**GIVEN INSTRUCTION**: Can you output the material exactly as written, minus any pictures it holds?

· · ·

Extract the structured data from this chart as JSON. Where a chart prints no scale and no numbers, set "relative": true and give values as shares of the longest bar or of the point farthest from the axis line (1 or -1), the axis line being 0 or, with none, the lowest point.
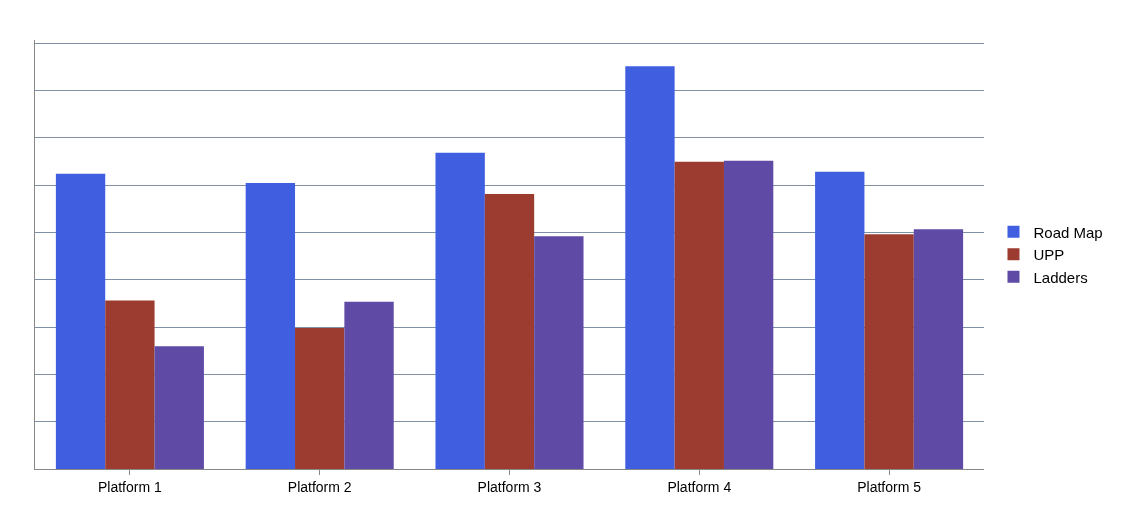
{
  "chart_data": {
    "type": "bar",
    "relative": true,
    "grid": "y",
    "legend": "right",
    "categories": [
      "Platform 1",
      "Platform 2",
      "Platform 3",
      "Platform 4",
      "Platform 5"
    ],
    "series": [
      {
        "name": "Road Map",
        "color": "#3f5fe0",
        "values": [
          0.733,
          0.71,
          0.785,
          1,
          0.738
        ]
      },
      {
        "name": "UPP",
        "color": "#9c3b2f",
        "values": [
          0.418,
          0.35,
          0.683,
          0.763,
          0.583
        ]
      },
      {
        "name": "Ladders",
        "color": "#5f4aa6",
        "values": [
          0.305,
          0.415,
          0.578,
          0.765,
          0.595
        ]
      }
    ]
  }
}
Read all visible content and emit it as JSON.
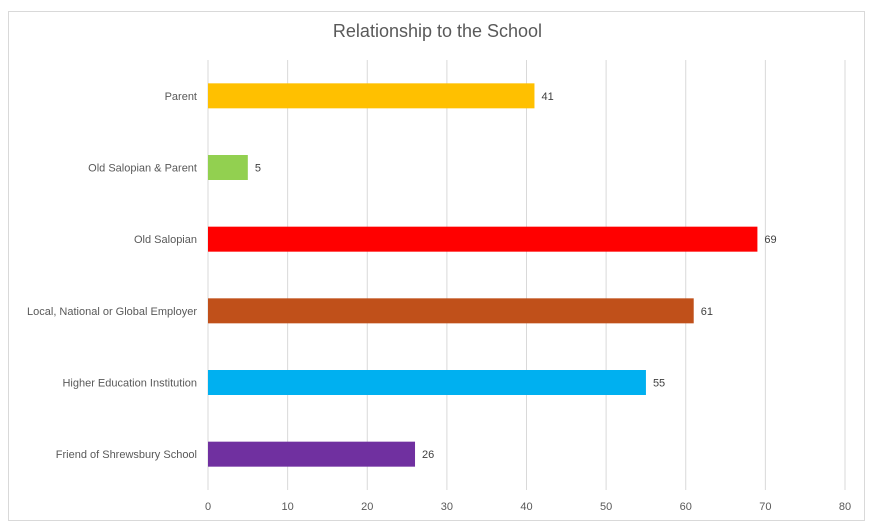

· · ·

**FINAL RESULT**:
Extract the structured data from this chart as JSON. Where a chart prints no scale and no numbers, set "relative": true and give values as shares of the longest bar or of the point farthest from the axis line (1 or -1), the axis line being 0 or, with none, the lowest point.
{
  "chart_data": {
    "type": "bar",
    "relative": true,
    "grid": "y",
    "legend": "right",
    "categories": [
      "Platform 1",
      "Platform 2",
      "Platform 3",
      "Platform 4",
      "Platform 5"
    ],
    "series": [
      {
        "name": "Road Map",
        "color": "#3f5fe0",
        "values": [
          0.733,
          0.71,
          0.785,
          1,
          0.738
        ]
      },
      {
        "name": "UPP",
        "color": "#9c3b2f",
        "values": [
          0.418,
          0.35,
          0.683,
          0.763,
          0.583
        ]
      },
      {
        "name": "Ladders",
        "color": "#5f4aa6",
        "values": [
          0.305,
          0.415,
          0.578,
          0.765,
          0.595
        ]
      }
    ]
  }
}
Read all visible content and emit it as JSON.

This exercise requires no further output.